Some records:
▶
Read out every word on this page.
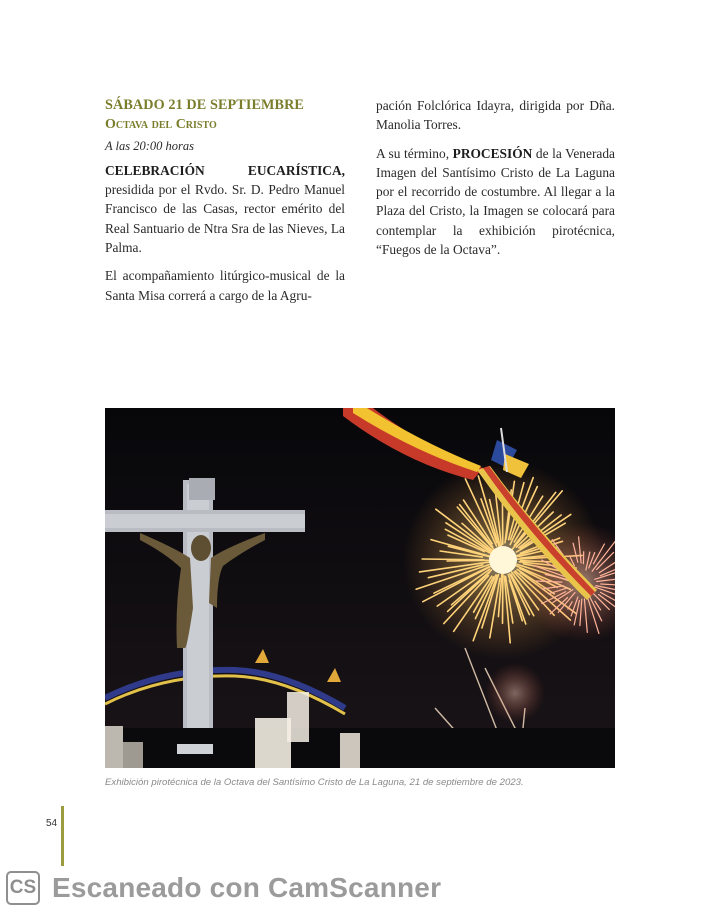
SÁBADO 21 DE SEPTIEMBRE
Octava del Cristo
A las 20:00 horas

CELEBRACIÓN EUCARÍSTICA, presidida por el Rvdo. Sr. D. Pedro Manuel Francisco de las Casas, rector emérito del Real Santuario de Ntra Sra de las Nieves, La Palma.

El acompañamiento litúrgico-musical de la Santa Misa correrá a cargo de la Agru-

pación Folclórica Idayra, dirigida por Dña. Manolia Torres.

A su término, PROCESIÓN de la Venerada Imagen del Santísimo Cristo de La Laguna por el recorrido de costumbre. Al llegar a la Plaza del Cristo, la Imagen se colocará para contemplar la exhibición pirotécnica, “Fuegos de la Octava”.

Exhibición pirotécnica de la Octava del Santísimo Cristo de La Laguna, 21 de septiembre de 2023.
54
CS Escaneado con CamScanner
◀
**The exercise:** Without the pictures, return all the records precisely as they stand.

**Answer in full:**
Read out every word on this page.
SÁBADO 21 DE SEPTIEMBRE
Octava del Cristo
A las 20:00 horas

CELEBRACIÓN EUCARÍSTICA, presidida por el Rvdo. Sr. D. Pedro Manuel Francisco de las Casas, rector emérito del Real Santuario de Ntra Sra de las Nieves, La Palma.

El acompañamiento litúrgico-musical de la Santa Misa correrá a cargo de la Agru-

pación Folclórica Idayra, dirigida por Dña. Manolia Torres.

A su término, PROCESIÓN de la Venerada Imagen del Santísimo Cristo de La Laguna por el recorrido de costumbre. Al llegar a la Plaza del Cristo, la Imagen se colocará para contemplar la exhibición pirotécnica, “Fuegos de la Octava”.

Exhibición pirotécnica de la Octava del Santísimo Cristo de La Laguna, 21 de septiembre de 2023.
54
CS Escaneado con CamScanner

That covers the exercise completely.